> **GOAL**
Filter this data down to the lines that hold "Bath", and copy them.

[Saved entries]

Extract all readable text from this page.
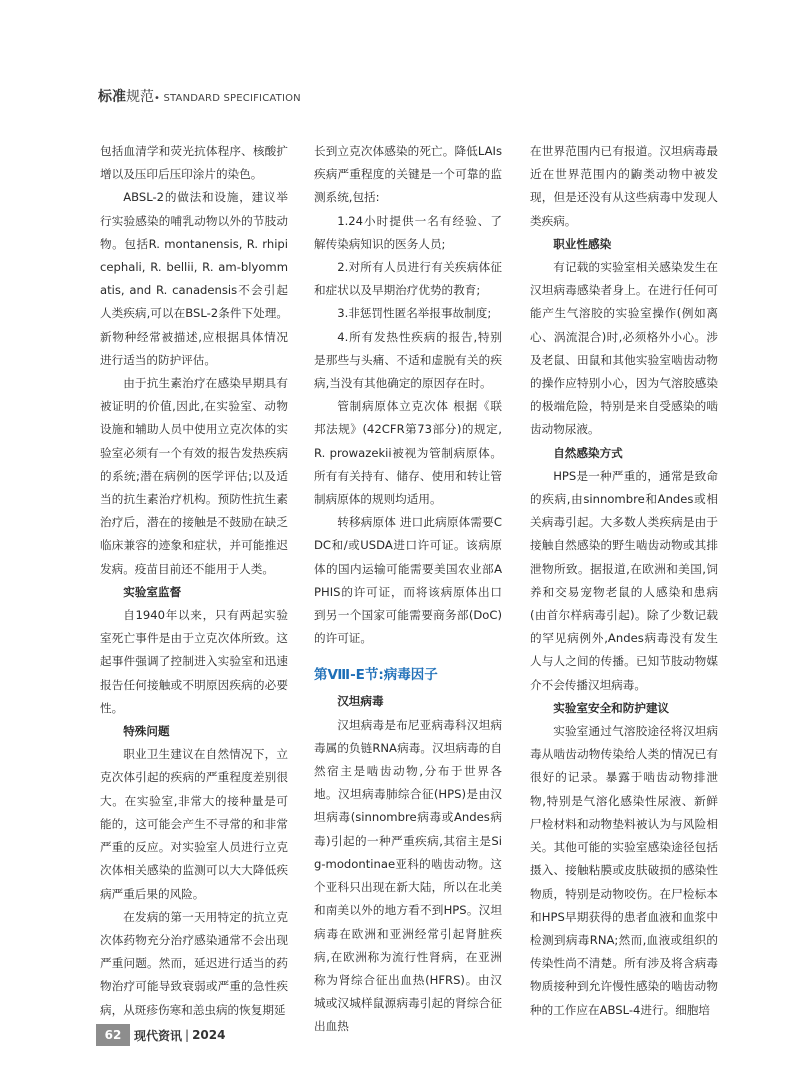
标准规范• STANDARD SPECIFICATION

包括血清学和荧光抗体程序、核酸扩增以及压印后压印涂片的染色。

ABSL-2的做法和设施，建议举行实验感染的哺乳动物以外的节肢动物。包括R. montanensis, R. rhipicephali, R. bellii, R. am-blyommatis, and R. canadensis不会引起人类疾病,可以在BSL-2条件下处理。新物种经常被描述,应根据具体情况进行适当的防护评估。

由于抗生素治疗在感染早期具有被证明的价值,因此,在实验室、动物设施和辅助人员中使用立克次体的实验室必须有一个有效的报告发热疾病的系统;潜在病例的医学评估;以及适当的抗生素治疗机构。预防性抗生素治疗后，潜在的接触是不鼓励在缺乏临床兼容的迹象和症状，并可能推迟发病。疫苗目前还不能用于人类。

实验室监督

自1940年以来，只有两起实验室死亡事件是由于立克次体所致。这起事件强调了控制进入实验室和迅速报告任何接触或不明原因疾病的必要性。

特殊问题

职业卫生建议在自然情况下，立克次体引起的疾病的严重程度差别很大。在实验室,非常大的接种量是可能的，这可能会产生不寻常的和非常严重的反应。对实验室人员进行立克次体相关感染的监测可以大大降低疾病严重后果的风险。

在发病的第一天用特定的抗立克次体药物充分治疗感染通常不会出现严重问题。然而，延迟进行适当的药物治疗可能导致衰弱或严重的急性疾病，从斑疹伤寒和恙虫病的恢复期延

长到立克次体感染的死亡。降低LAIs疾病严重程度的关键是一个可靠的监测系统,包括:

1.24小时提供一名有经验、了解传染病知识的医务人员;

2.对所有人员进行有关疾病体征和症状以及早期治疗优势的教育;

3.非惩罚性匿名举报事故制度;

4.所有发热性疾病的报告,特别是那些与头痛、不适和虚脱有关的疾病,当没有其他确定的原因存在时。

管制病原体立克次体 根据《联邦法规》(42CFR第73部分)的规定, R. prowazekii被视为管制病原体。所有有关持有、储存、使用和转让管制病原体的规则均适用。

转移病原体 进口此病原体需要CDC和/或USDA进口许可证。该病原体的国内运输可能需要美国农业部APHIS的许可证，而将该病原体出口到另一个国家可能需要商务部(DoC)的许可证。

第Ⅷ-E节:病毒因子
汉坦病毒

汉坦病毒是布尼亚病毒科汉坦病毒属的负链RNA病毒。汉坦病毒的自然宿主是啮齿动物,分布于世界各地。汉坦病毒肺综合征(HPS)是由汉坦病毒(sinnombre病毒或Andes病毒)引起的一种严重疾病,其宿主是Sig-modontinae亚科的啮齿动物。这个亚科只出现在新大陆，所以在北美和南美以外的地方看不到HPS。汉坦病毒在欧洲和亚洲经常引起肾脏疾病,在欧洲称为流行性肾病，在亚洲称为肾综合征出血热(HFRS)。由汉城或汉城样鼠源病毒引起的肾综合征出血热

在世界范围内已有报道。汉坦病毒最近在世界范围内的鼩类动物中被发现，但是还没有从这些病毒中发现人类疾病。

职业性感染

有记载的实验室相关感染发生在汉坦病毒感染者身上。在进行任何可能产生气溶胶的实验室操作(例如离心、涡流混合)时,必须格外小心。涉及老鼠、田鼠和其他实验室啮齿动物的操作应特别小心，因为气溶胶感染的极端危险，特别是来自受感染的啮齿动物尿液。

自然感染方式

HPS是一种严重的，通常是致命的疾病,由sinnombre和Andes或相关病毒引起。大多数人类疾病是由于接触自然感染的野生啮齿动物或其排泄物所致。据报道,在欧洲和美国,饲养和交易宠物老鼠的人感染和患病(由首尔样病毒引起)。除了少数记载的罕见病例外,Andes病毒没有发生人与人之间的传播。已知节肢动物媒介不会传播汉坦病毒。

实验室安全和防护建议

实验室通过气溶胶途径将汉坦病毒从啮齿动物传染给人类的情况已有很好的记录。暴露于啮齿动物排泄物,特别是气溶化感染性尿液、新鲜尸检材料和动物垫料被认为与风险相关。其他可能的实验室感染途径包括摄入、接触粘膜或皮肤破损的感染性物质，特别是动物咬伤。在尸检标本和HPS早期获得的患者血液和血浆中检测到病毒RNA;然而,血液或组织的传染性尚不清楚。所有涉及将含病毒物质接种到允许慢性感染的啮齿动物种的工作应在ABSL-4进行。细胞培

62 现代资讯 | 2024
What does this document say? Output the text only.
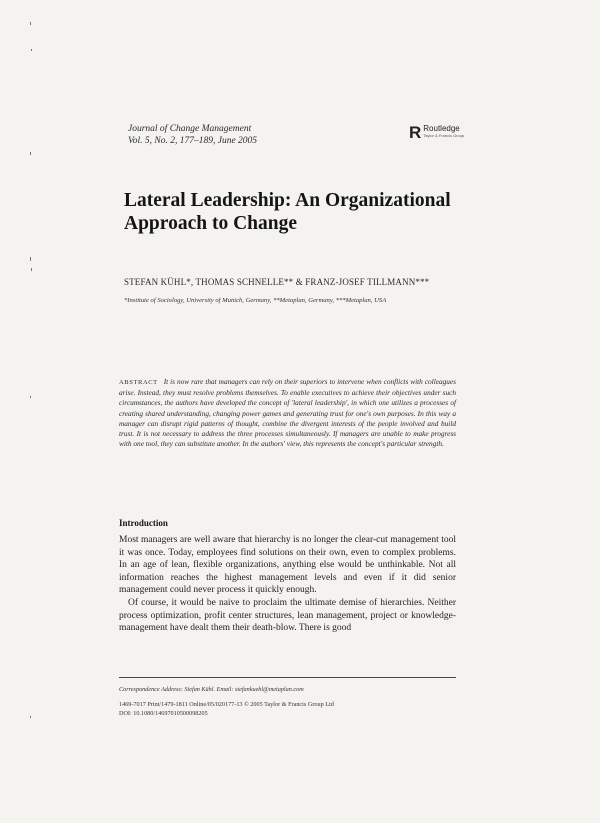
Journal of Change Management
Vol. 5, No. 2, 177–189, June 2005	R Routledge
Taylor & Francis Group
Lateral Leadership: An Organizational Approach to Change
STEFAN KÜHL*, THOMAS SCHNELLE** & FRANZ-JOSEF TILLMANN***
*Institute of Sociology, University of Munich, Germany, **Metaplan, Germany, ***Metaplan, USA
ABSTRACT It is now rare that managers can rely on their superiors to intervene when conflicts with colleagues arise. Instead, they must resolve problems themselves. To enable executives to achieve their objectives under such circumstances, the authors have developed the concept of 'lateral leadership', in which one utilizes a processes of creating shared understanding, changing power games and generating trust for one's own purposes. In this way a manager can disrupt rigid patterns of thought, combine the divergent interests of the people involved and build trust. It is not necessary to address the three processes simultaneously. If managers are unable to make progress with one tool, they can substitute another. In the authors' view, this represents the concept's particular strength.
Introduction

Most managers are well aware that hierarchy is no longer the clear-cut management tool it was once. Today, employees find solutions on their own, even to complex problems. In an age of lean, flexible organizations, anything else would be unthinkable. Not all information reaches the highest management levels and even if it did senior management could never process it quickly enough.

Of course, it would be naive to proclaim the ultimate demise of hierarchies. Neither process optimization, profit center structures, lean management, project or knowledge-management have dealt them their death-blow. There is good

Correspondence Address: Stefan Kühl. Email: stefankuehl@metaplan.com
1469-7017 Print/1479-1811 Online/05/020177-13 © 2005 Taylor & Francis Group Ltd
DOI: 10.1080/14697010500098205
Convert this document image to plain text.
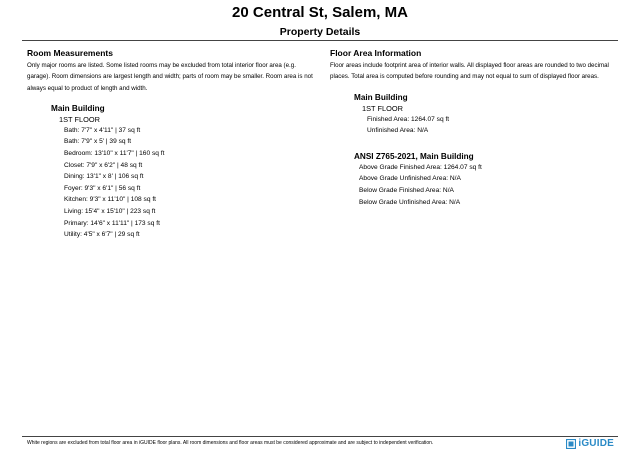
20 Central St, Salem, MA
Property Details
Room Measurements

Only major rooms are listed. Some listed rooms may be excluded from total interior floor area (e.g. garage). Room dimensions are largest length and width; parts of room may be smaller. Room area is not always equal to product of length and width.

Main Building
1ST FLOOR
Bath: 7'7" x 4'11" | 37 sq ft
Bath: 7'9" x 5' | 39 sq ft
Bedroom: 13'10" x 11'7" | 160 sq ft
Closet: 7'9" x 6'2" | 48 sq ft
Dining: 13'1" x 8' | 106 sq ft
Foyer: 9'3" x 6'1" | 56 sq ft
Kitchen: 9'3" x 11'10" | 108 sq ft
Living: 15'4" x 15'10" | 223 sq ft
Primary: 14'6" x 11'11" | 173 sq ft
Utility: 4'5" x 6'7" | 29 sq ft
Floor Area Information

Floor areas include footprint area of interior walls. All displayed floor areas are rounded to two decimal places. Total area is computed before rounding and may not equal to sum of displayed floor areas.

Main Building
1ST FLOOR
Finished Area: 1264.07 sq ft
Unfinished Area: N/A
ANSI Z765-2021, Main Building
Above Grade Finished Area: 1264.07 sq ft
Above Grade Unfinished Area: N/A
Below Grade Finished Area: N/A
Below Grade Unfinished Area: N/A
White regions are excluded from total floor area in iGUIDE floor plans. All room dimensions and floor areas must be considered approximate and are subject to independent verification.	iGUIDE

--

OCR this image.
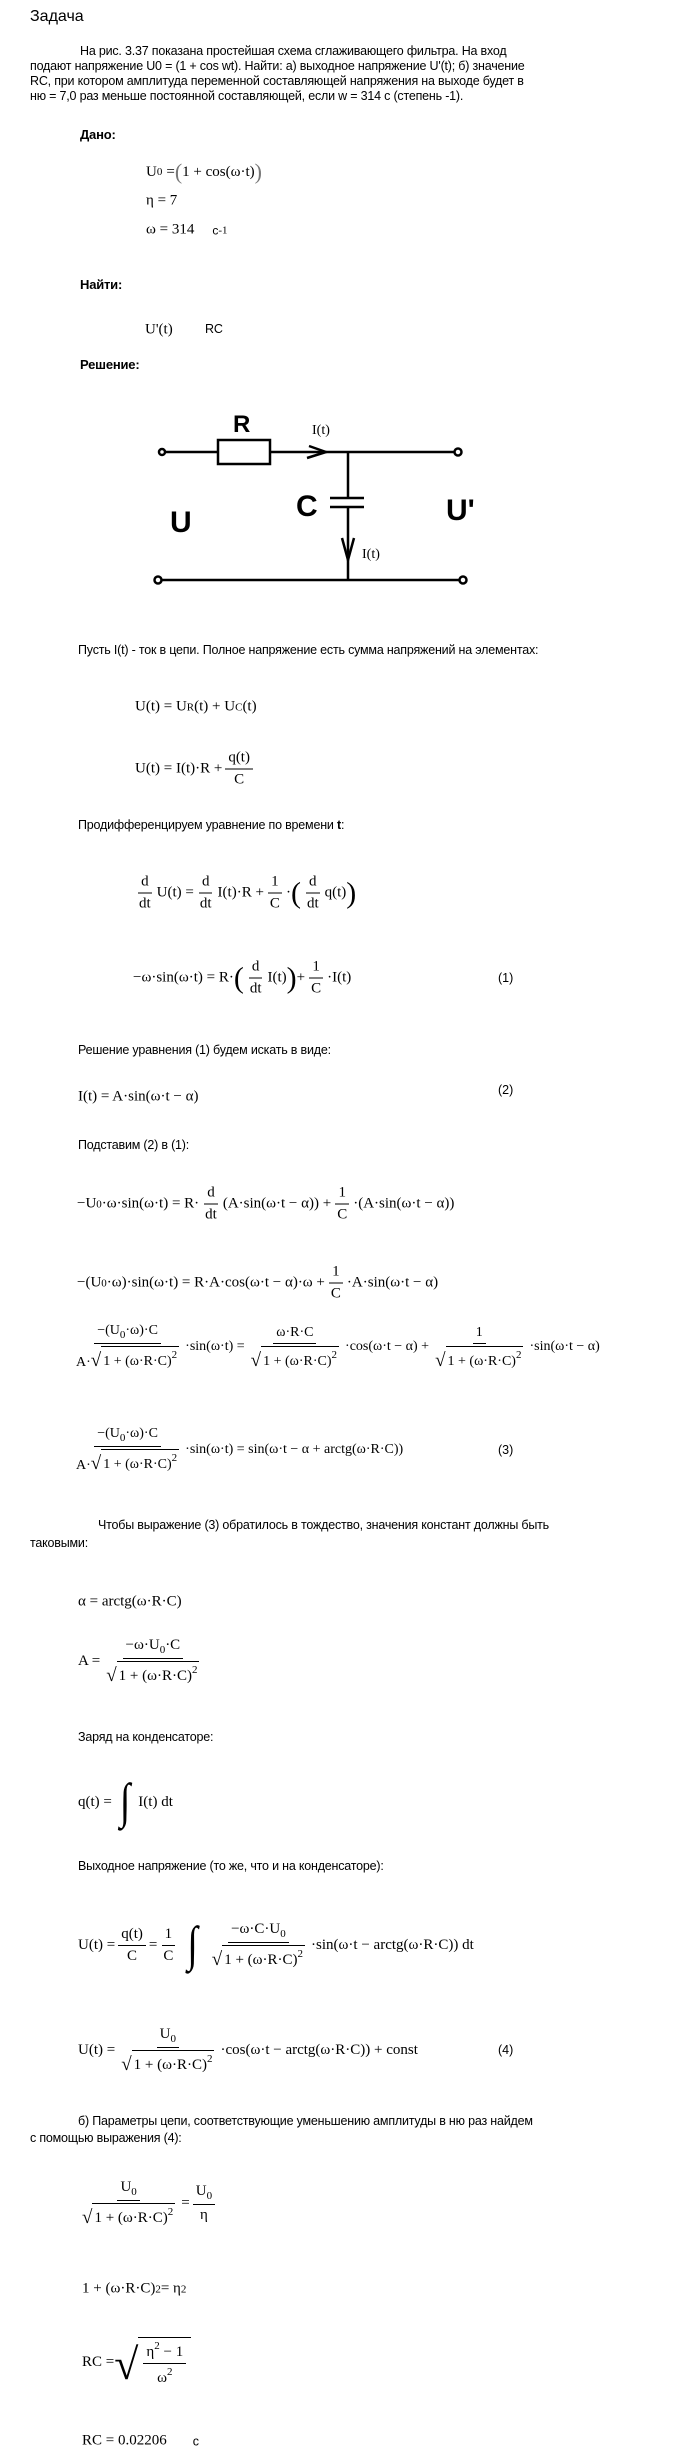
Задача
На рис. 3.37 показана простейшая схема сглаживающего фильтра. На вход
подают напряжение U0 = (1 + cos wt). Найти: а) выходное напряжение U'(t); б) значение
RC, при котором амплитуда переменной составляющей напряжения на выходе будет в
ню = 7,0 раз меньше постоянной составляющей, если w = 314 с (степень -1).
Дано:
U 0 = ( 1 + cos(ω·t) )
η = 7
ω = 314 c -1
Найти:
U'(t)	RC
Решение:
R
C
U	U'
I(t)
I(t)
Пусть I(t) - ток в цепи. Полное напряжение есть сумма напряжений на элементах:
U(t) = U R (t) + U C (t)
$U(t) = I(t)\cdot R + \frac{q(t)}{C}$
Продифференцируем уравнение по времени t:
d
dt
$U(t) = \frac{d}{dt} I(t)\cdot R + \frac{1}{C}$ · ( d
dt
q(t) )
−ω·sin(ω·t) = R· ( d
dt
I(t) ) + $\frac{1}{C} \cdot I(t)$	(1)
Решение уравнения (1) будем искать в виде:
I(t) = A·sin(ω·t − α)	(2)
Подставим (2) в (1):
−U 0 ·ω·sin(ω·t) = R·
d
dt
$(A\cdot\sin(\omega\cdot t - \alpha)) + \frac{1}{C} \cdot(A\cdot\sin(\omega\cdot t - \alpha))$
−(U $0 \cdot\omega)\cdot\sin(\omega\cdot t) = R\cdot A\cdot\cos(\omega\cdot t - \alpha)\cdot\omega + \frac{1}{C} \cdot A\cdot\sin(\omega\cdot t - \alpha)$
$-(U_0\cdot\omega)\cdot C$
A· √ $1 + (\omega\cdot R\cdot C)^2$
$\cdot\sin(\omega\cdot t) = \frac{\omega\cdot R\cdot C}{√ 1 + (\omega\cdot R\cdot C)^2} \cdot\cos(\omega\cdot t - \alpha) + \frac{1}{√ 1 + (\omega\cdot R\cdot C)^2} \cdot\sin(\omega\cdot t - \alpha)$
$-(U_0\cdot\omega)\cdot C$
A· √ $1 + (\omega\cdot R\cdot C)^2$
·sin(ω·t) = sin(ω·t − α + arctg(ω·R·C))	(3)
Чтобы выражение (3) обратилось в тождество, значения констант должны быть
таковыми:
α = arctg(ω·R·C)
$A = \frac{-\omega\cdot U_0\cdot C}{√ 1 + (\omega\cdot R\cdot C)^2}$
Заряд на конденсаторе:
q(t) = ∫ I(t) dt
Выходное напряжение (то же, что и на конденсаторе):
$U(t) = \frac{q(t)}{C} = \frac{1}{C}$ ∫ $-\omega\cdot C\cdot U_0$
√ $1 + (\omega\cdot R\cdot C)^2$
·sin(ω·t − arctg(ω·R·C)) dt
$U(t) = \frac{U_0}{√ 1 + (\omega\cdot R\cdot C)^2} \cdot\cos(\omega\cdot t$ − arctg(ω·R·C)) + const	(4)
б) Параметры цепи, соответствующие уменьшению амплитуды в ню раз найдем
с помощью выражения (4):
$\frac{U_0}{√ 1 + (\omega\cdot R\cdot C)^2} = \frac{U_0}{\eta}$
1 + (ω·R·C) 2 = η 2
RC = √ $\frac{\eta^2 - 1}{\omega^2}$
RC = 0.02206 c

> **TASK SOLUTION**
Bath: 7'7" x 4'11" | 37 sq ft
Bath: 7'9" x 5' | 39 sq ft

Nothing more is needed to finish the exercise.